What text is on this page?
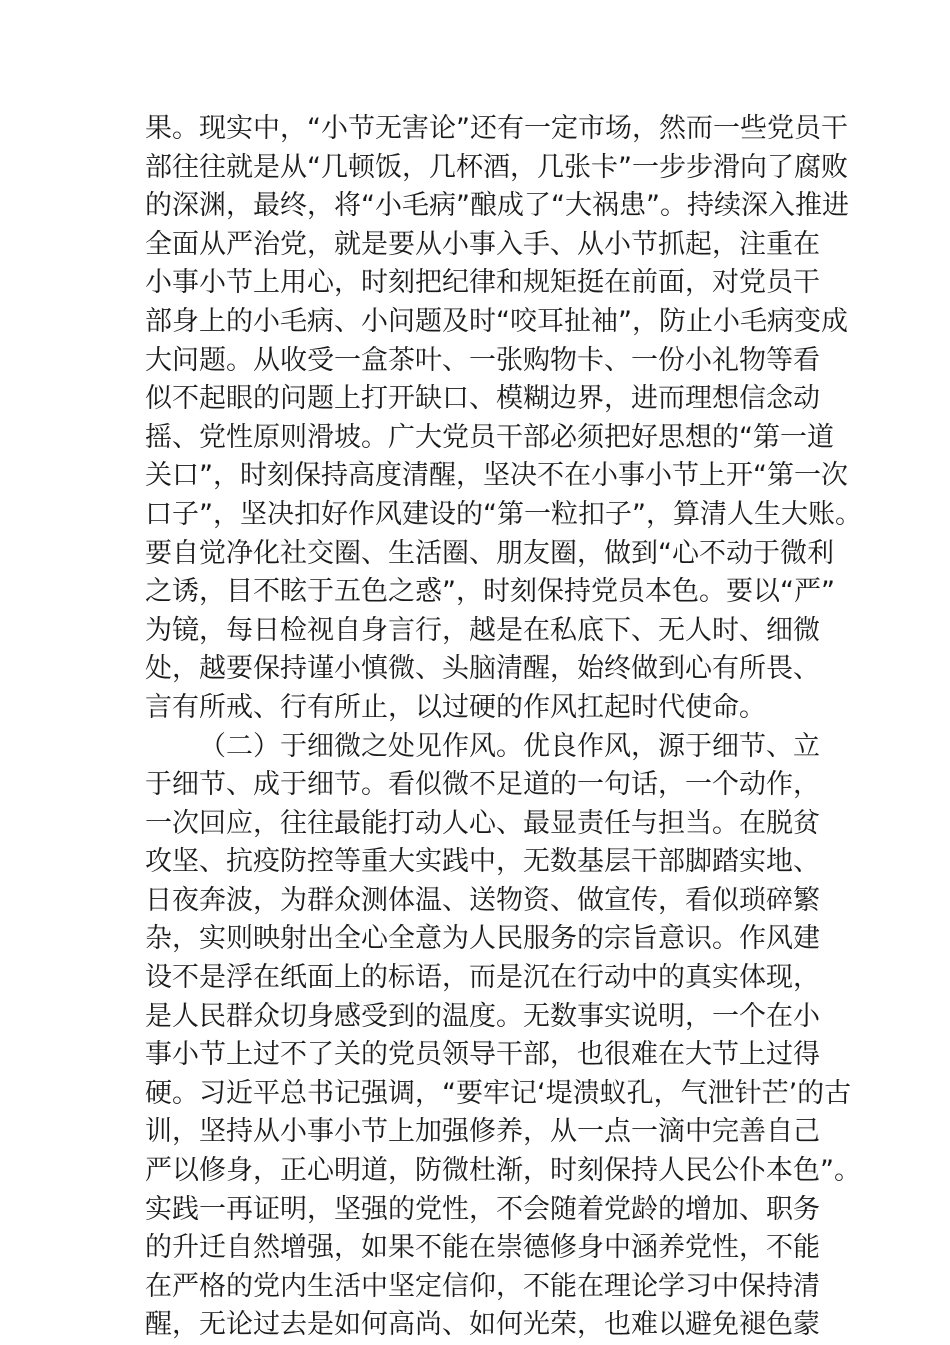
果。现实中，“小节无害论”还有一定市场，然而一些党员干
部往往就是从“几顿饭，几杯酒，几张卡”一步步滑向了腐败
的深渊，最终，将“小毛病”酿成了“大祸患”。持续深入推进
全面从严治党，就是要从小事入手、从小节抓起，注重在
小事小节上用心，时刻把纪律和规矩挺在前面，对党员干
部身上的小毛病、小问题及时“咬耳扯袖”，防止小毛病变成
大问题。从收受一盒茶叶、一张购物卡、一份小礼物等看
似不起眼的问题上打开缺口、模糊边界，进而理想信念动
摇、党性原则滑坡。广大党员干部必须把好思想的“第一道
关口”，时刻保持高度清醒，坚决不在小事小节上开“第一次
口子”，坚决扣好作风建设的“第一粒扣子”，算清人生大账。
要自觉净化社交圈、生活圈、朋友圈，做到“心不动于微利
之诱，目不眩于五色之惑”，时刻保持党员本色。要以“严”
为镜，每日检视自身言行，越是在私底下、无人时、细微
处，越要保持谨小慎微、头脑清醒，始终做到心有所畏、
言有所戒、行有所止，以过硬的作风扛起时代使命。
（二）于细微之处见作风。优良作风，源于细节、立
于细节、成于细节。看似微不足道的一句话，一个动作，
一次回应，往往最能打动人心、最显责任与担当。在脱贫
攻坚、抗疫防控等重大实践中，无数基层干部脚踏实地、
日夜奔波，为群众测体温、送物资、做宣传，看似琐碎繁
杂，实则映射出全心全意为人民服务的宗旨意识。作风建
设不是浮在纸面上的标语，而是沉在行动中的真实体现，
是人民群众切身感受到的温度。无数事实说明，一个在小
事小节上过不了关的党员领导干部，也很难在大节上过得
硬。习近平总书记强调，“要牢记‘堤溃蚁孔，气泄针芒’的古
训，坚持从小事小节上加强修养，从一点一滴中完善自己
严以修身，正心明道，防微杜渐，时刻保持人民公仆本色”。
实践一再证明，坚强的党性，不会随着党龄的增加、职务
的升迁自然增强，如果不能在崇德修身中涵养党性，不能
在严格的党内生活中坚定信仰，不能在理论学习中保持清
醒，无论过去是如何高尚、如何光荣，也难以避免褪色蒙
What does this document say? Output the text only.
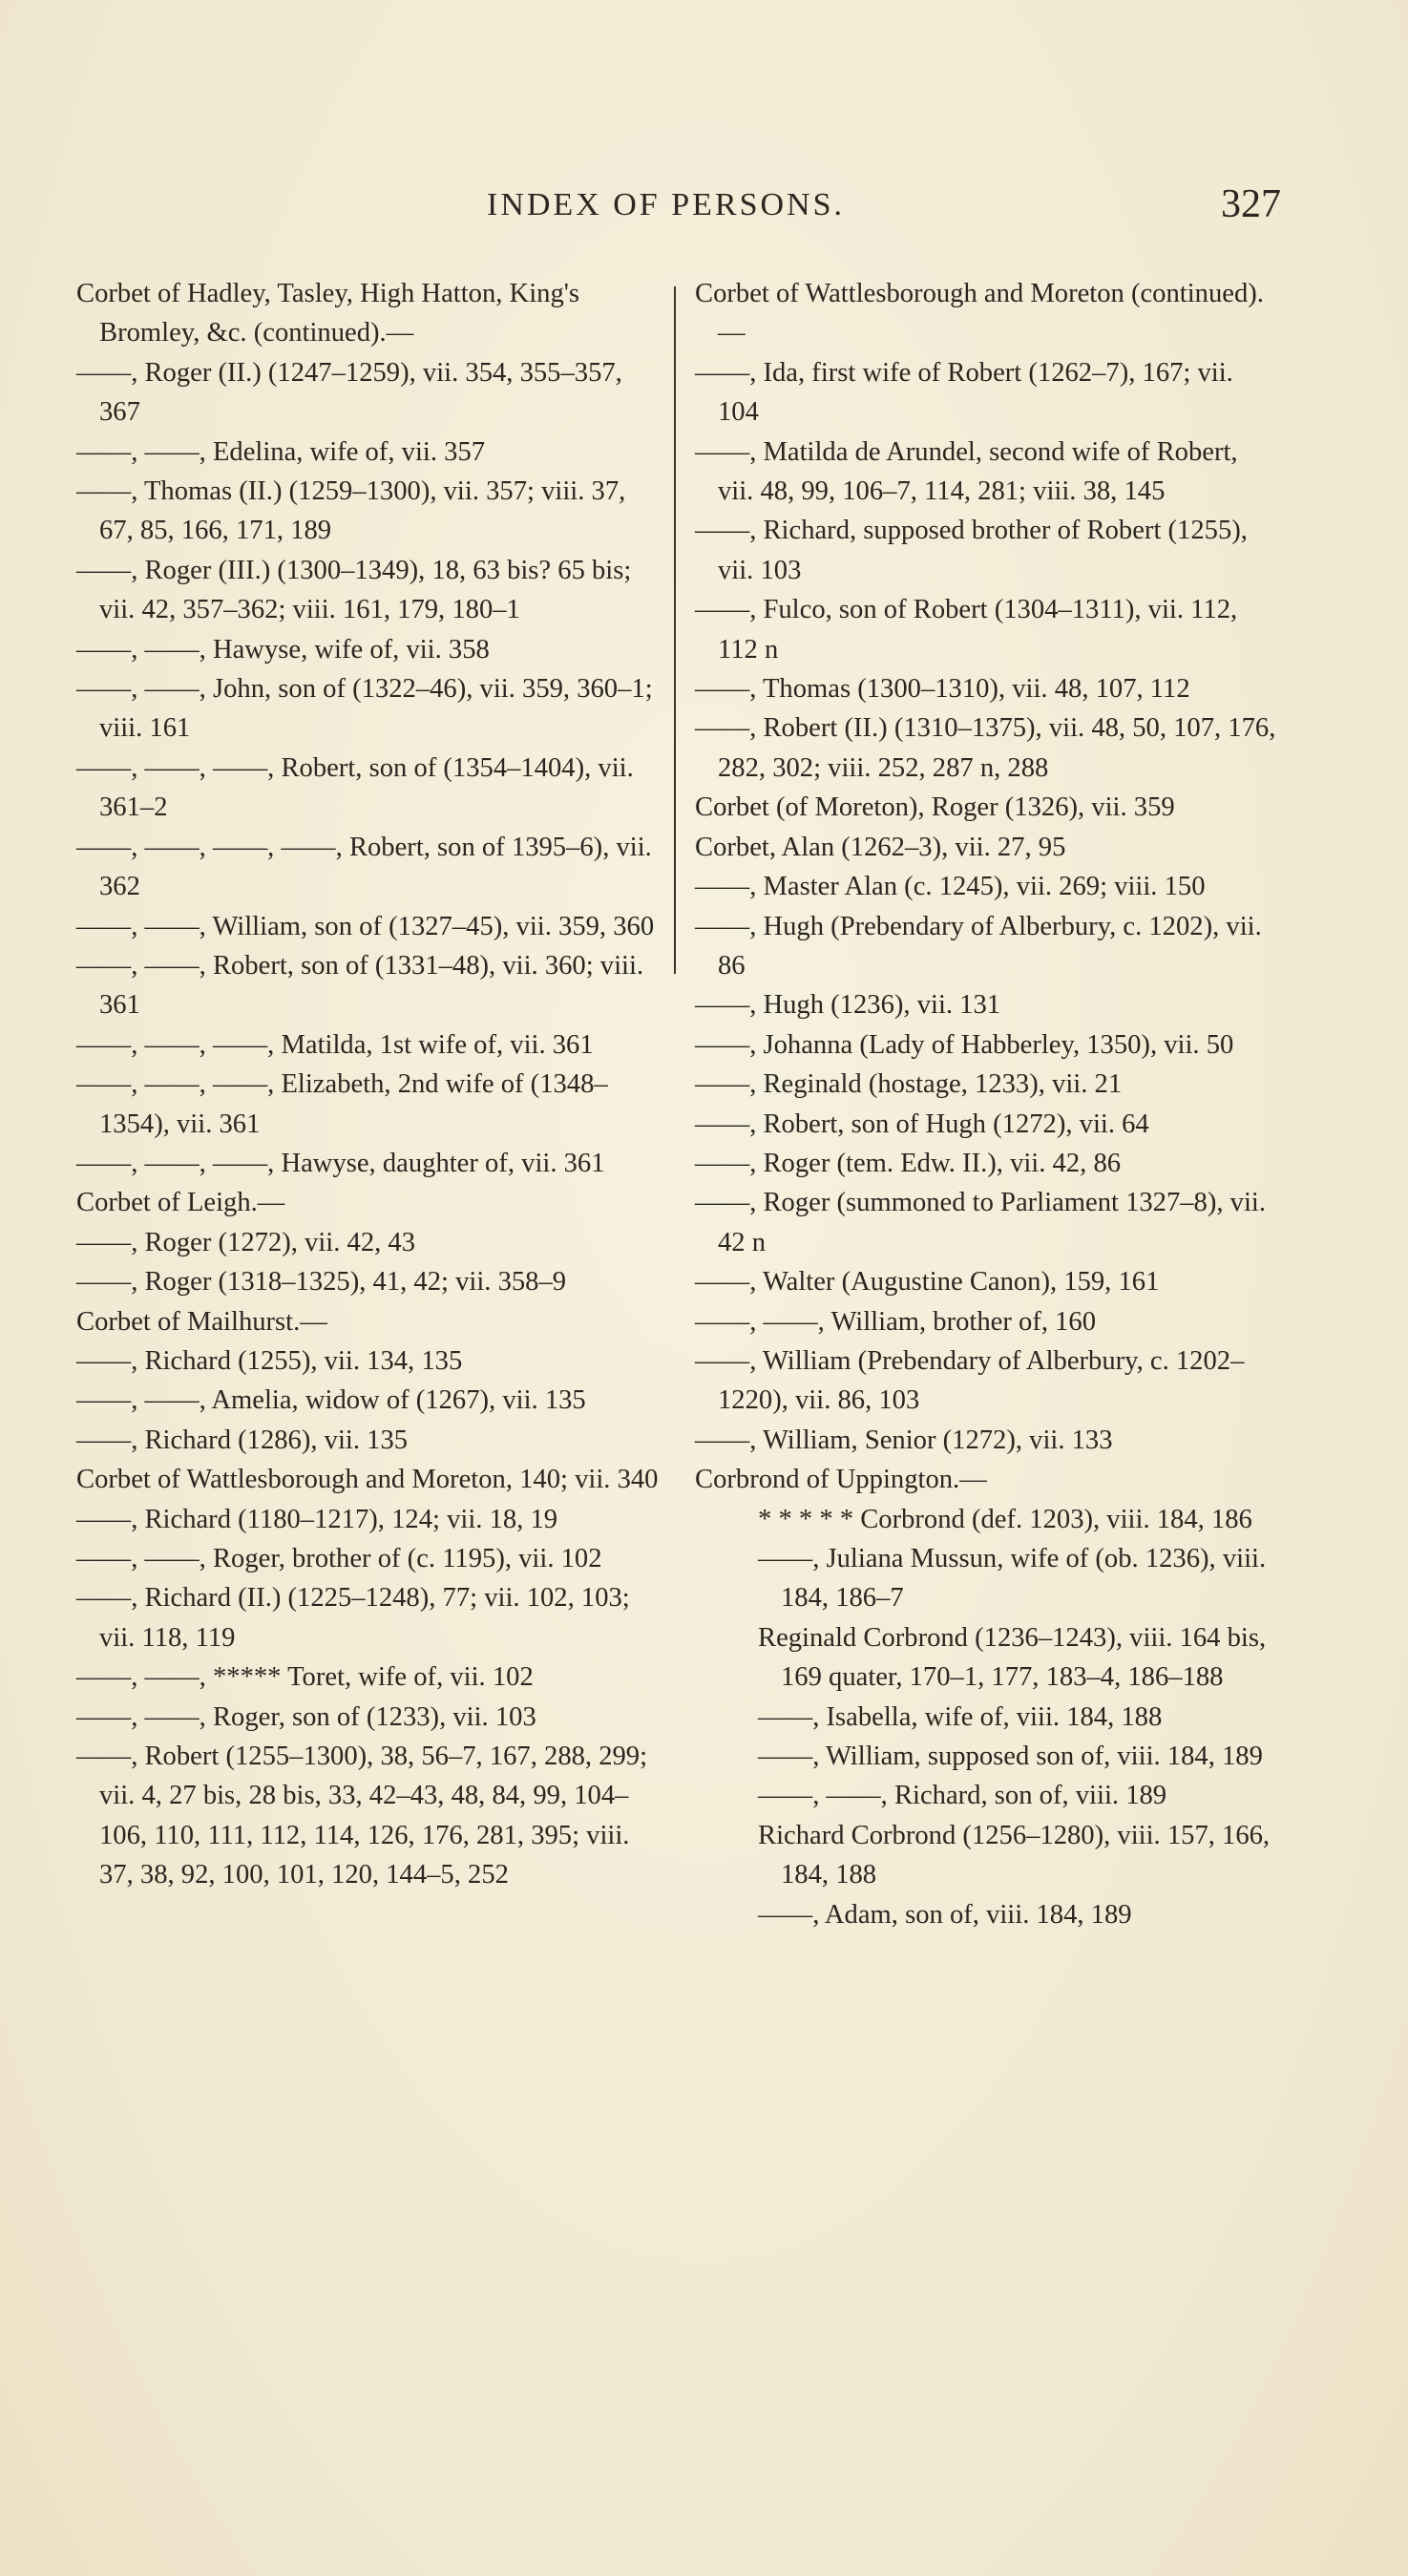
INDEX OF PERSONS.	327

Corbet of Hadley, Tasley, High Hatton, King's Bromley, &c. (continued).—

——, Roger (II.) (1247–1259), vii. 354, 355–357, 367

——, ——, Edelina, wife of, vii. 357

——, Thomas (II.) (1259–1300), vii. 357; viii. 37, 67, 85, 166, 171, 189

——, Roger (III.) (1300–1349), 18, 63 bis? 65 bis; vii. 42, 357–362; viii. 161, 179, 180–1

——, ——, Hawyse, wife of, vii. 358

——, ——, John, son of (1322–46), vii. 359, 360–1; viii. 161

——, ——, ——, Robert, son of (1354–1404), vii. 361–2

——, ——, ——, ——, Robert, son of 1395–6), vii. 362

——, ——, William, son of (1327–45), vii. 359, 360

——, ——, Robert, son of (1331–48), vii. 360; viii. 361

——, ——, ——, Matilda, 1st wife of, vii. 361

——, ——, ——, Elizabeth, 2nd wife of (1348–1354), vii. 361

——, ——, ——, Hawyse, daughter of, vii. 361

Corbet of Leigh.—

——, Roger (1272), vii. 42, 43

——, Roger (1318–1325), 41, 42; vii. 358–9

Corbet of Mailhurst.—

——, Richard (1255), vii. 134, 135

——, ——, Amelia, widow of (1267), vii. 135

——, Richard (1286), vii. 135

Corbet of Wattlesborough and Moreton, 140; vii. 340

——, Richard (1180–1217), 124; vii. 18, 19

——, ——, Roger, brother of (c. 1195), vii. 102

——, Richard (II.) (1225–1248), 77; vii. 102, 103; vii. 118, 119

——, ——, ***** Toret, wife of, vii. 102

——, ——, Roger, son of (1233), vii. 103

——, Robert (1255–1300), 38, 56–7, 167, 288, 299; vii. 4, 27 bis, 28 bis, 33, 42–43, 48, 84, 99, 104–106, 110, 111, 112, 114, 126, 176, 281, 395; viii. 37, 38, 92, 100, 101, 120, 144–5, 252

Corbet of Wattlesborough and Moreton (continued).—

——, Ida, first wife of Robert (1262–7), 167; vii. 104

——, Matilda de Arundel, second wife of Robert, vii. 48, 99, 106–7, 114, 281; viii. 38, 145

——, Richard, supposed brother of Robert (1255), vii. 103

——, Fulco, son of Robert (1304–1311), vii. 112, 112 n

——, Thomas (1300–1310), vii. 48, 107, 112

——, Robert (II.) (1310–1375), vii. 48, 50, 107, 176, 282, 302; viii. 252, 287 n, 288

Corbet (of Moreton), Roger (1326), vii. 359

Corbet, Alan (1262–3), vii. 27, 95

——, Master Alan (c. 1245), vii. 269; viii. 150

——, Hugh (Prebendary of Alberbury, c. 1202), vii. 86

——, Hugh (1236), vii. 131

——, Johanna (Lady of Habberley, 1350), vii. 50

——, Reginald (hostage, 1233), vii. 21

——, Robert, son of Hugh (1272), vii. 64

——, Roger (tem. Edw. II.), vii. 42, 86

——, Roger (summoned to Parliament 1327–8), vii. 42 n

——, Walter (Augustine Canon), 159, 161

——, ——, William, brother of, 160

——, William (Prebendary of Alberbury, c. 1202–1220), vii. 86, 103

——, William, Senior (1272), vii. 133

Corbrond of Uppington.—

* * * * * Corbrond (def. 1203), viii. 184, 186

——, Juliana Mussun, wife of (ob. 1236), viii. 184, 186–7

Reginald Corbrond (1236–1243), viii. 164 bis, 169 quater, 170–1, 177, 183–4, 186–188

——, Isabella, wife of, viii. 184, 188

——, William, supposed son of, viii. 184, 189

——, ——, Richard, son of, viii. 189

Richard Corbrond (1256–1280), viii. 157, 166, 184, 188

——, Adam, son of, viii. 184, 189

**To do:** Reproduce the entries above word for word. Pictures stay out.

**Task output:**
What text is on this page?
果。现实中，“小节无害论”还有一定市场，然而一些党员干
部往往就是从“几顿饭，几杯酒，几张卡”一步步滑向了腐败
的深渊，最终，将“小毛病”酿成了“大祸患”。持续深入推进
全面从严治党，就是要从小事入手、从小节抓起，注重在
小事小节上用心，时刻把纪律和规矩挺在前面，对党员干
部身上的小毛病、小问题及时“咬耳扯袖”，防止小毛病变成
大问题。从收受一盒茶叶、一张购物卡、一份小礼物等看
似不起眼的问题上打开缺口、模糊边界，进而理想信念动
摇、党性原则滑坡。广大党员干部必须把好思想的“第一道
关口”，时刻保持高度清醒，坚决不在小事小节上开“第一次
口子”，坚决扣好作风建设的“第一粒扣子”，算清人生大账。
要自觉净化社交圈、生活圈、朋友圈，做到“心不动于微利
之诱，目不眩于五色之惑”，时刻保持党员本色。要以“严”
为镜，每日检视自身言行，越是在私底下、无人时、细微
处，越要保持谨小慎微、头脑清醒，始终做到心有所畏、
言有所戒、行有所止，以过硬的作风扛起时代使命。
（二）于细微之处见作风。优良作风，源于细节、立
于细节、成于细节。看似微不足道的一句话，一个动作，
一次回应，往往最能打动人心、最显责任与担当。在脱贫
攻坚、抗疫防控等重大实践中，无数基层干部脚踏实地、
日夜奔波，为群众测体温、送物资、做宣传，看似琐碎繁
杂，实则映射出全心全意为人民服务的宗旨意识。作风建
设不是浮在纸面上的标语，而是沉在行动中的真实体现，
是人民群众切身感受到的温度。无数事实说明，一个在小
事小节上过不了关的党员领导干部，也很难在大节上过得
硬。习近平总书记强调，“要牢记‘堤溃蚁孔，气泄针芒’的古
训，坚持从小事小节上加强修养，从一点一滴中完善自己
严以修身，正心明道，防微杜渐，时刻保持人民公仆本色”。
实践一再证明，坚强的党性，不会随着党龄的增加、职务
的升迁自然增强，如果不能在崇德修身中涵养党性，不能
在严格的党内生活中坚定信仰，不能在理论学习中保持清
醒，无论过去是如何高尚、如何光荣，也难以避免褪色蒙
What does this document say? Output the text only.
INDEX OF PERSONS.	327

Corbet of Hadley, Tasley, High Hatton, King's Bromley, &c. (continued).—

——, Roger (II.) (1247–1259), vii. 354, 355–357, 367

——, ——, Edelina, wife of, vii. 357

——, Thomas (II.) (1259–1300), vii. 357; viii. 37, 67, 85, 166, 171, 189

——, Roger (III.) (1300–1349), 18, 63 bis? 65 bis; vii. 42, 357–362; viii. 161, 179, 180–1

——, ——, Hawyse, wife of, vii. 358

——, ——, John, son of (1322–46), vii. 359, 360–1; viii. 161

——, ——, ——, Robert, son of (1354–1404), vii. 361–2

——, ——, ——, ——, Robert, son of 1395–6), vii. 362

——, ——, William, son of (1327–45), vii. 359, 360

——, ——, Robert, son of (1331–48), vii. 360; viii. 361

——, ——, ——, Matilda, 1st wife of, vii. 361

——, ——, ——, Elizabeth, 2nd wife of (1348–1354), vii. 361

——, ——, ——, Hawyse, daughter of, vii. 361

Corbet of Leigh.—

——, Roger (1272), vii. 42, 43

——, Roger (1318–1325), 41, 42; vii. 358–9

Corbet of Mailhurst.—

——, Richard (1255), vii. 134, 135

——, ——, Amelia, widow of (1267), vii. 135

——, Richard (1286), vii. 135

Corbet of Wattlesborough and Moreton, 140; vii. 340

——, Richard (1180–1217), 124; vii. 18, 19

——, ——, Roger, brother of (c. 1195), vii. 102

——, Richard (II.) (1225–1248), 77; vii. 102, 103; vii. 118, 119

——, ——, ***** Toret, wife of, vii. 102

——, ——, Roger, son of (1233), vii. 103

——, Robert (1255–1300), 38, 56–7, 167, 288, 299; vii. 4, 27 bis, 28 bis, 33, 42–43, 48, 84, 99, 104–106, 110, 111, 112, 114, 126, 176, 281, 395; viii. 37, 38, 92, 100, 101, 120, 144–5, 252

Corbet of Wattlesborough and Moreton (continued).—

——, Ida, first wife of Robert (1262–7), 167; vii. 104

——, Matilda de Arundel, second wife of Robert, vii. 48, 99, 106–7, 114, 281; viii. 38, 145

——, Richard, supposed brother of Robert (1255), vii. 103

——, Fulco, son of Robert (1304–1311), vii. 112, 112 n

——, Thomas (1300–1310), vii. 48, 107, 112

——, Robert (II.) (1310–1375), vii. 48, 50, 107, 176, 282, 302; viii. 252, 287 n, 288

Corbet (of Moreton), Roger (1326), vii. 359

Corbet, Alan (1262–3), vii. 27, 95

——, Master Alan (c. 1245), vii. 269; viii. 150

——, Hugh (Prebendary of Alberbury, c. 1202), vii. 86

——, Hugh (1236), vii. 131

——, Johanna (Lady of Habberley, 1350), vii. 50

——, Reginald (hostage, 1233), vii. 21

——, Robert, son of Hugh (1272), vii. 64

——, Roger (tem. Edw. II.), vii. 42, 86

——, Roger (summoned to Parliament 1327–8), vii. 42 n

——, Walter (Augustine Canon), 159, 161

——, ——, William, brother of, 160

——, William (Prebendary of Alberbury, c. 1202–1220), vii. 86, 103

——, William, Senior (1272), vii. 133

Corbrond of Uppington.—

* * * * * Corbrond (def. 1203), viii. 184, 186

——, Juliana Mussun, wife of (ob. 1236), viii. 184, 186–7

Reginald Corbrond (1236–1243), viii. 164 bis, 169 quater, 170–1, 177, 183–4, 186–188

——, Isabella, wife of, viii. 184, 188

——, William, supposed son of, viii. 184, 189

——, ——, Richard, son of, viii. 189

Richard Corbrond (1256–1280), viii. 157, 166, 184, 188

——, Adam, son of, viii. 184, 189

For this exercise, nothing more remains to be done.